Brief> Without further comment, state how many lines in the listing below contain the word "this".

Record excerpts>
================================
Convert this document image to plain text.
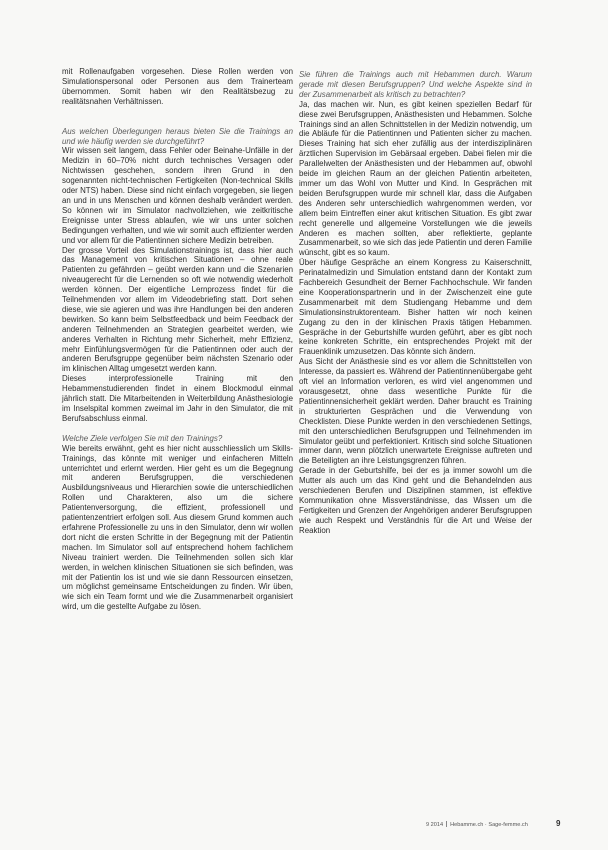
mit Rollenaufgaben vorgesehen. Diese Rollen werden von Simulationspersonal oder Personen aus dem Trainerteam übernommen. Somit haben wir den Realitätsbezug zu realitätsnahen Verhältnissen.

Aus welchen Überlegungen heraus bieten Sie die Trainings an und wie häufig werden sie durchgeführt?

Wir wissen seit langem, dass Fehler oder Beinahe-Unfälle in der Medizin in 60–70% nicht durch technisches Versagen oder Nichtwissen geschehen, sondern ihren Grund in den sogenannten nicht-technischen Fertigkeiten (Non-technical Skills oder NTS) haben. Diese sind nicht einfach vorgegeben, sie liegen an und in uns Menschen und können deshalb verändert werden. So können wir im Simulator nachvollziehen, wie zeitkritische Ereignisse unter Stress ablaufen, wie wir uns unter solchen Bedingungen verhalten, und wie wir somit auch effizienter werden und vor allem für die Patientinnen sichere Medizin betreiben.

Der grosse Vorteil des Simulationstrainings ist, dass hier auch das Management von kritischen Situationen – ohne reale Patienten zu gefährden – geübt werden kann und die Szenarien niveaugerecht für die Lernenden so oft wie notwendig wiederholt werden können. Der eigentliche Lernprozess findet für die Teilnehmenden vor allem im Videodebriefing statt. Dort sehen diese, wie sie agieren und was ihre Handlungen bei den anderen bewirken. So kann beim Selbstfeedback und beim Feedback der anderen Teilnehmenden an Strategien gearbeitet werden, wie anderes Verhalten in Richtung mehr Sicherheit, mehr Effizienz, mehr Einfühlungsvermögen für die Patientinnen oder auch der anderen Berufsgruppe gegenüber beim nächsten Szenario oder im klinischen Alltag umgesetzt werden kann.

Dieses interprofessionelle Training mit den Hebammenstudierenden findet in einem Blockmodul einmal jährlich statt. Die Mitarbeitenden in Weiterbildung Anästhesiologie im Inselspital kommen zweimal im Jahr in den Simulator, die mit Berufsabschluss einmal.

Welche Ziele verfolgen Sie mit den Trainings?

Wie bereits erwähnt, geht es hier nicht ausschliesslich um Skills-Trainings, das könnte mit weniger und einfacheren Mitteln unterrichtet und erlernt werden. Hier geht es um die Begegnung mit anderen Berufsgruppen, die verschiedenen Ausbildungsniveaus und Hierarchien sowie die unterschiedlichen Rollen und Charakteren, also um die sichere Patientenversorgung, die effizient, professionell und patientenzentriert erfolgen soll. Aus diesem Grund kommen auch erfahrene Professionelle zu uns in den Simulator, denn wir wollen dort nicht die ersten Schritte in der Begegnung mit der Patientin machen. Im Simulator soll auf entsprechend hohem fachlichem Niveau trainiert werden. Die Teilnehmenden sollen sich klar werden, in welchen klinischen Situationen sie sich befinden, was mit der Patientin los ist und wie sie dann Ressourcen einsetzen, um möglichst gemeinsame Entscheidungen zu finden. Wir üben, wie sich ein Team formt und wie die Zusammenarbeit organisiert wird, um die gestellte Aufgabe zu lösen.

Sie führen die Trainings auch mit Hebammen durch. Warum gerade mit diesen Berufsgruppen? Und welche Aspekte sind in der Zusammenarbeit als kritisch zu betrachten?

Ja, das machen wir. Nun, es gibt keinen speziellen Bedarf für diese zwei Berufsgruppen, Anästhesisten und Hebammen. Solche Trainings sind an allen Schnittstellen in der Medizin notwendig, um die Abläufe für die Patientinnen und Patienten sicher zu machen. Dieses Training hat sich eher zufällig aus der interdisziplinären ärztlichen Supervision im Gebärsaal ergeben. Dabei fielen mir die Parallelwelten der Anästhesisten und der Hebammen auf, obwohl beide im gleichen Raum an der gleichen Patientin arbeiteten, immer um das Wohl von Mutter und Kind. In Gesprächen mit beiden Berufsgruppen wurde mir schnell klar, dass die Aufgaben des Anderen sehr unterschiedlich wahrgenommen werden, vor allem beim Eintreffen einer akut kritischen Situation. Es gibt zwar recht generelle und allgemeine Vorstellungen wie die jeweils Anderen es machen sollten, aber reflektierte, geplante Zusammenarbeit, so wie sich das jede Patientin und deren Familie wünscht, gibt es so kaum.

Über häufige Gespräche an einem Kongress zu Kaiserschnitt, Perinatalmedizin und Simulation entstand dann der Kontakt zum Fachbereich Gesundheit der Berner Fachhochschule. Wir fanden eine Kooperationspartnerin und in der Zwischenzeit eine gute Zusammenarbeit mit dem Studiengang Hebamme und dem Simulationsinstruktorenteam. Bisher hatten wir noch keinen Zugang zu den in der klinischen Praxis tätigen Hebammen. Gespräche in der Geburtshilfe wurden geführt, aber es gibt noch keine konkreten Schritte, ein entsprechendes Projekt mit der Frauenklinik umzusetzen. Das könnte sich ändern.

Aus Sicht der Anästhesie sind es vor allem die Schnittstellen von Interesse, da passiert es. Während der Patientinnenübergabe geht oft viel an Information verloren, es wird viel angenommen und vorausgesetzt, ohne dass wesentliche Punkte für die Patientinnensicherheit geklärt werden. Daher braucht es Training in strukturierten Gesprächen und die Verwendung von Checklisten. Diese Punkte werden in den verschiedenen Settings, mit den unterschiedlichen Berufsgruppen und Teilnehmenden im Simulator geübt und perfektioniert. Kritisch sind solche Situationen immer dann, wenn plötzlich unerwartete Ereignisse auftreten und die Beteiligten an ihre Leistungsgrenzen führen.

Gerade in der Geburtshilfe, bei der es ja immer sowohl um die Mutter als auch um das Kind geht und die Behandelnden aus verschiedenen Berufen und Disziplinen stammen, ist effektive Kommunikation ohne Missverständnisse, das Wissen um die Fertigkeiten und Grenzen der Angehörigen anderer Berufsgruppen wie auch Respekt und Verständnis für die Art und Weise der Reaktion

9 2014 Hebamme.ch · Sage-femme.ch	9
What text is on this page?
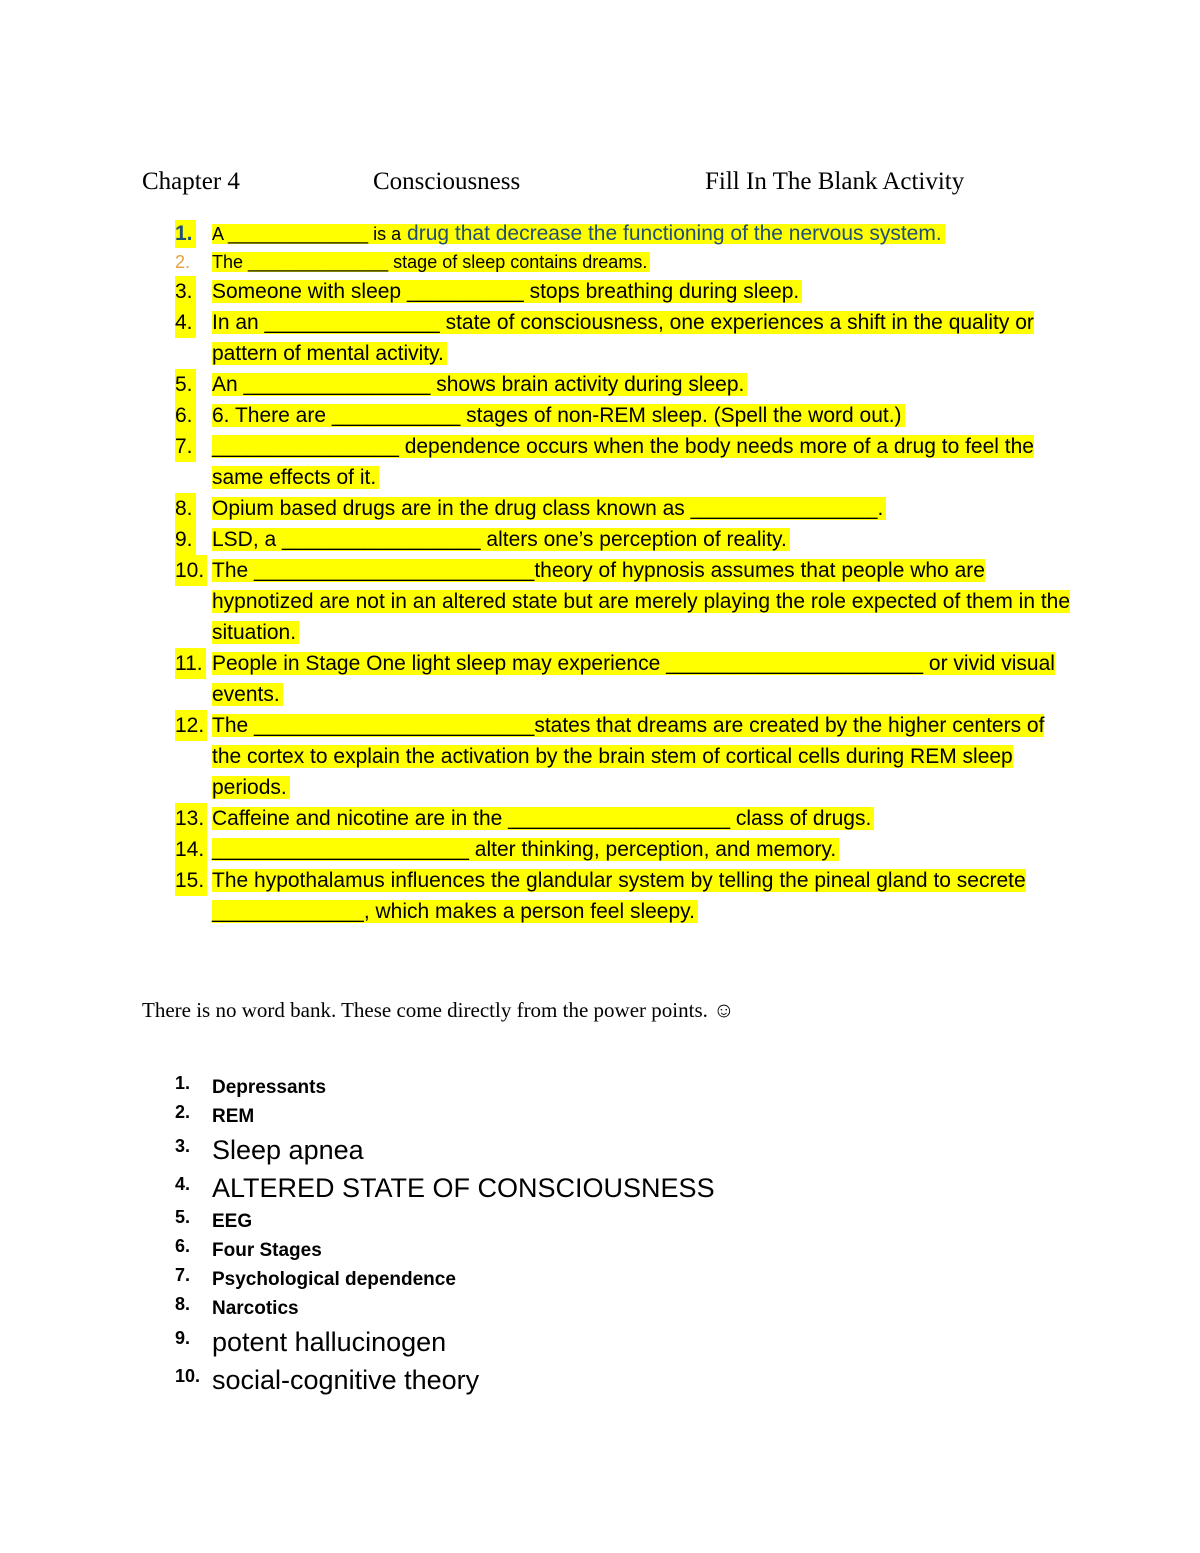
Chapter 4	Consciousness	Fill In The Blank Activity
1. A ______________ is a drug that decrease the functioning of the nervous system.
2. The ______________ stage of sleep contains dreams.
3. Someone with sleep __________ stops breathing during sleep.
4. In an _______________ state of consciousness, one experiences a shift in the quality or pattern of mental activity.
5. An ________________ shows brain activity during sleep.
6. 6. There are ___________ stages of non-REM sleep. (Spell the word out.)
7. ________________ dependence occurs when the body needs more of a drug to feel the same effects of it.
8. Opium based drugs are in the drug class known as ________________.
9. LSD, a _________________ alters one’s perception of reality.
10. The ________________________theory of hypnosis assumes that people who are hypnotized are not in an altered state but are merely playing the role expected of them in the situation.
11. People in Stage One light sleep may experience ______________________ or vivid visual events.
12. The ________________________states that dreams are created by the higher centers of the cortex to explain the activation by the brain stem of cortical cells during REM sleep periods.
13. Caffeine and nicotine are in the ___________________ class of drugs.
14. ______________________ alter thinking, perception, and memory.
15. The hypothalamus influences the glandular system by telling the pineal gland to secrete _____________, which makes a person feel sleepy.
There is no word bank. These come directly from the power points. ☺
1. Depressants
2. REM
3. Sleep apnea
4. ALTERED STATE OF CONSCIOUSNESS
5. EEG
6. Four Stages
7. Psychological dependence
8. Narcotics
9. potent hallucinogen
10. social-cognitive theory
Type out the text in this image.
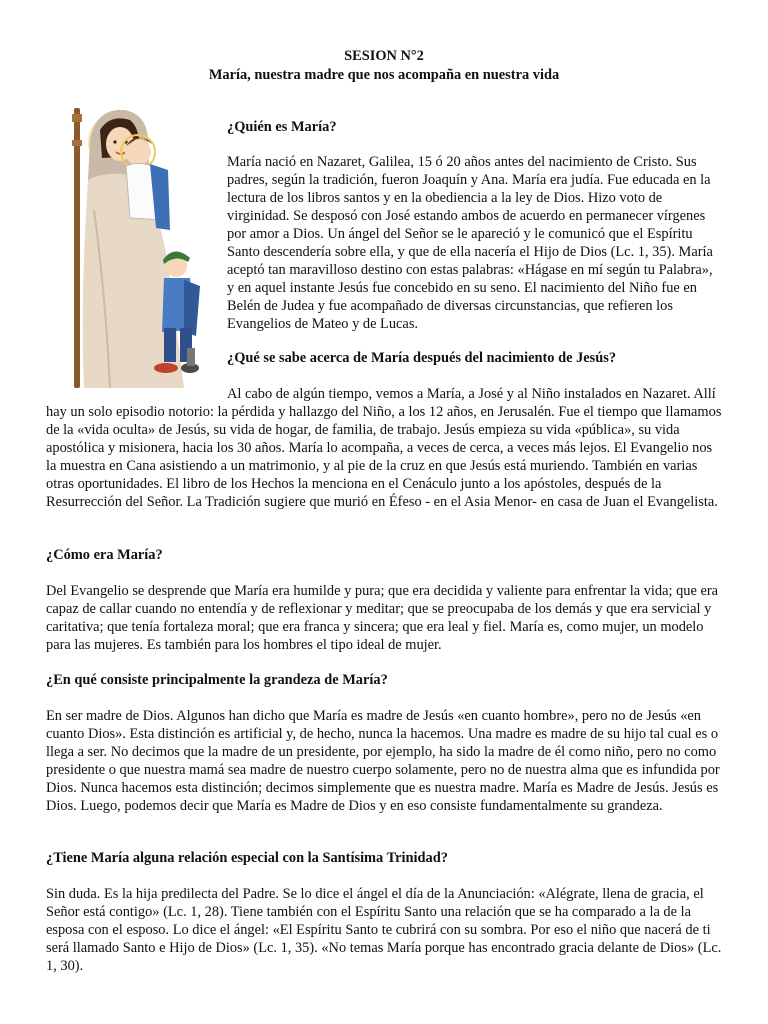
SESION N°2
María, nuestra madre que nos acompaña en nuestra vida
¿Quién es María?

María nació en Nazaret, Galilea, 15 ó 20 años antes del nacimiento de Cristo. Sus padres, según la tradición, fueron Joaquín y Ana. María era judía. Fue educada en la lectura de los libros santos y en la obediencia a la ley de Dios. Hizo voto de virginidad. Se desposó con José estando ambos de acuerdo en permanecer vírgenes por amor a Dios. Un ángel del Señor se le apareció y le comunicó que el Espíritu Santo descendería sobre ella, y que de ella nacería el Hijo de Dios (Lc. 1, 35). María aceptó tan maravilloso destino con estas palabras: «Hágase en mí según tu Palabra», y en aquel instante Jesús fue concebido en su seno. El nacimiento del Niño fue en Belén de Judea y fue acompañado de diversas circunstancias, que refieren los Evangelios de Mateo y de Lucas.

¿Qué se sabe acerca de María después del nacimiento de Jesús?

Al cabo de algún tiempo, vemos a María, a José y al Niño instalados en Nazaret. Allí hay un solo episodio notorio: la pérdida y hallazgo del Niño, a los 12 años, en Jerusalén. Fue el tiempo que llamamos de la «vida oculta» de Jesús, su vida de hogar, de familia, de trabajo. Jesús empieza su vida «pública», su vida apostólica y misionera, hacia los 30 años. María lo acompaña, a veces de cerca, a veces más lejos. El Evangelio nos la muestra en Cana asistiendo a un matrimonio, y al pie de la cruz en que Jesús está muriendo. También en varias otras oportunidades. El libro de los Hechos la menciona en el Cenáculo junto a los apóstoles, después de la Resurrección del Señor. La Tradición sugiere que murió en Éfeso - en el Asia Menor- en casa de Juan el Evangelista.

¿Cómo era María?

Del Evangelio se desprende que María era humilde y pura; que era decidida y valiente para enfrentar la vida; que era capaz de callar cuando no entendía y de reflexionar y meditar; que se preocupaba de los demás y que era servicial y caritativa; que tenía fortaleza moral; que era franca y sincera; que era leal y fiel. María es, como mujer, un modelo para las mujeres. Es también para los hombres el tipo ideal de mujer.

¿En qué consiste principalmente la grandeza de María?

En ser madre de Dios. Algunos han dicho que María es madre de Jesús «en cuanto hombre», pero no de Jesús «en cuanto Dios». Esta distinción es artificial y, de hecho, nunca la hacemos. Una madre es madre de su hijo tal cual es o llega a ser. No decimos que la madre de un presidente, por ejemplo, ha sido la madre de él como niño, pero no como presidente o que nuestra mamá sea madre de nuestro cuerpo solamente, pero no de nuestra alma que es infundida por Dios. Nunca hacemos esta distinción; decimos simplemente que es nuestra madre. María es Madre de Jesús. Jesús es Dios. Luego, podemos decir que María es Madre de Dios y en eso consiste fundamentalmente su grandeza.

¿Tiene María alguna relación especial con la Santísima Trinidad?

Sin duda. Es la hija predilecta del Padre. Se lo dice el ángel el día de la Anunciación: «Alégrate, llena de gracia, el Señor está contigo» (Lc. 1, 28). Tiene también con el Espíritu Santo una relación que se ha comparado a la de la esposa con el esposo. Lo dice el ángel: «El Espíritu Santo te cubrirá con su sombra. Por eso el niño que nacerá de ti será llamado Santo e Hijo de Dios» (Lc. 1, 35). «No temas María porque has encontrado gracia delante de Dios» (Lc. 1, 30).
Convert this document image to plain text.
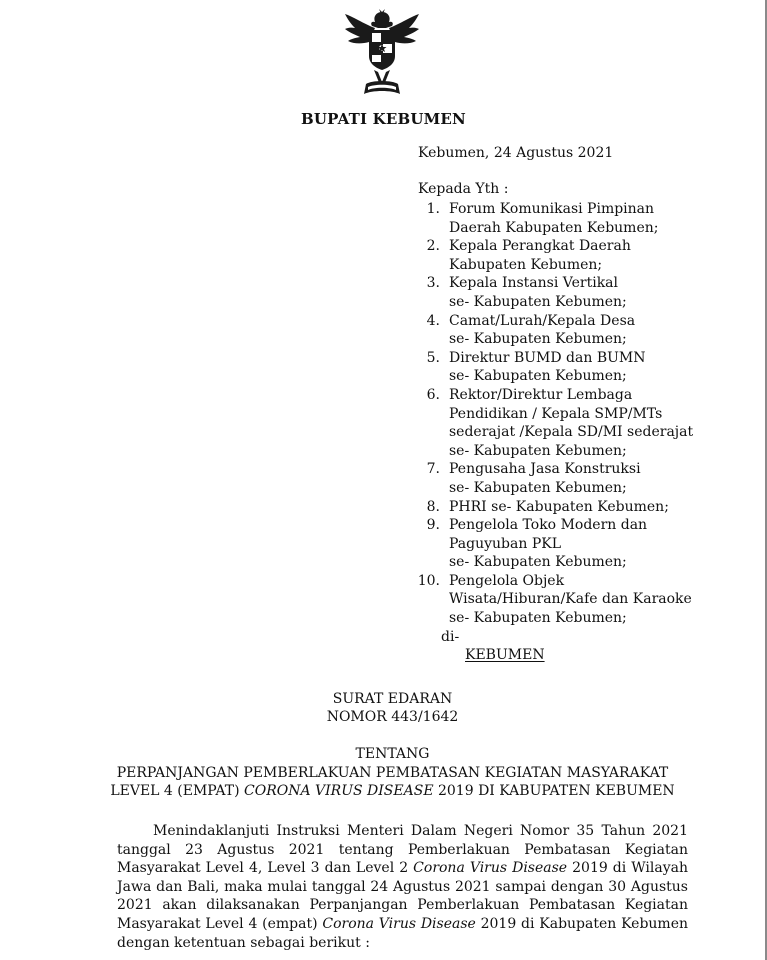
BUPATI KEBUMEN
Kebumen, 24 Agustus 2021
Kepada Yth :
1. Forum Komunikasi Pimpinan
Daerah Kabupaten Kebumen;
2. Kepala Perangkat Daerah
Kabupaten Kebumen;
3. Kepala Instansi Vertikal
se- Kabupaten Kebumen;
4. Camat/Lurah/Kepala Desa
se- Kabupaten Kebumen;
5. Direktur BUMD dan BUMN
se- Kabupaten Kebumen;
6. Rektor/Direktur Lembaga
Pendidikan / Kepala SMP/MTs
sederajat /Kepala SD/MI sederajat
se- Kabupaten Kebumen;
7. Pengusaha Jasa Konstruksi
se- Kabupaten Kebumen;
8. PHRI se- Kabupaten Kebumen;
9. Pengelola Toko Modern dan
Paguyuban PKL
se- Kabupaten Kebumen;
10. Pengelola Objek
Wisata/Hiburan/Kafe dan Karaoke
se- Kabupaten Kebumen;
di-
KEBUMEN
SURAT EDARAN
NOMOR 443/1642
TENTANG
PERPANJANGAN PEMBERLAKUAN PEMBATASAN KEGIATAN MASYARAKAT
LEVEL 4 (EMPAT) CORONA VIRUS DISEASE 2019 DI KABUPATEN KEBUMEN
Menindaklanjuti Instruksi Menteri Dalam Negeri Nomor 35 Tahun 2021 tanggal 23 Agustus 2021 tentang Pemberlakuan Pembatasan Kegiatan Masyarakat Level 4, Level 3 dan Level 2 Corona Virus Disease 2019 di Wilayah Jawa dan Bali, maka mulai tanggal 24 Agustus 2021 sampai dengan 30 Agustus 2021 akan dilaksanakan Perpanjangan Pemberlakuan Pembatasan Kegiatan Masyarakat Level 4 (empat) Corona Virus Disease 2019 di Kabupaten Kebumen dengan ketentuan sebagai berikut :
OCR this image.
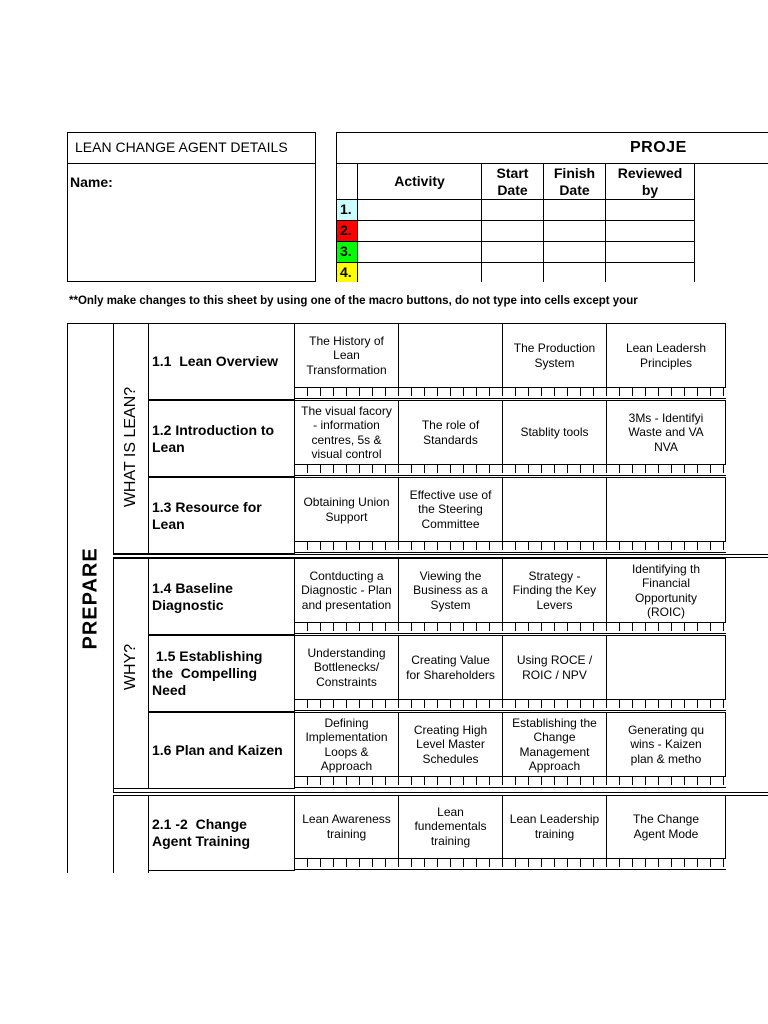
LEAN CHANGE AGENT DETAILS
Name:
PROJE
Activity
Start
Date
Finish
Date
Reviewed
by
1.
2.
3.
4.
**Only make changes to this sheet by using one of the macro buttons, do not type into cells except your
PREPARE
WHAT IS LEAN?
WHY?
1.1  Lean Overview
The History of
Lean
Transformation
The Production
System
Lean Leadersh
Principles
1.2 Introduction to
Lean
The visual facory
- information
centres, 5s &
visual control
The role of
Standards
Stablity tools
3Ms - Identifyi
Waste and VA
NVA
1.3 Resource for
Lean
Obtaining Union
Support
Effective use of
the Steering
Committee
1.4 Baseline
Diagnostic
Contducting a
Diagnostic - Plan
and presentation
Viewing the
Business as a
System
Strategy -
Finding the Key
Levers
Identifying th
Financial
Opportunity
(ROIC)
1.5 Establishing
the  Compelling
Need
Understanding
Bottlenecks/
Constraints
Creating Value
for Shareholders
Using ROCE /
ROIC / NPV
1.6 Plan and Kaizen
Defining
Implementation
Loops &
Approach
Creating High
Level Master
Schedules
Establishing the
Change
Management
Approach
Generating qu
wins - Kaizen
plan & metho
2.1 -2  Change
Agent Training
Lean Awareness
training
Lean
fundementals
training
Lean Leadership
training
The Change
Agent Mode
================================
Written response> 6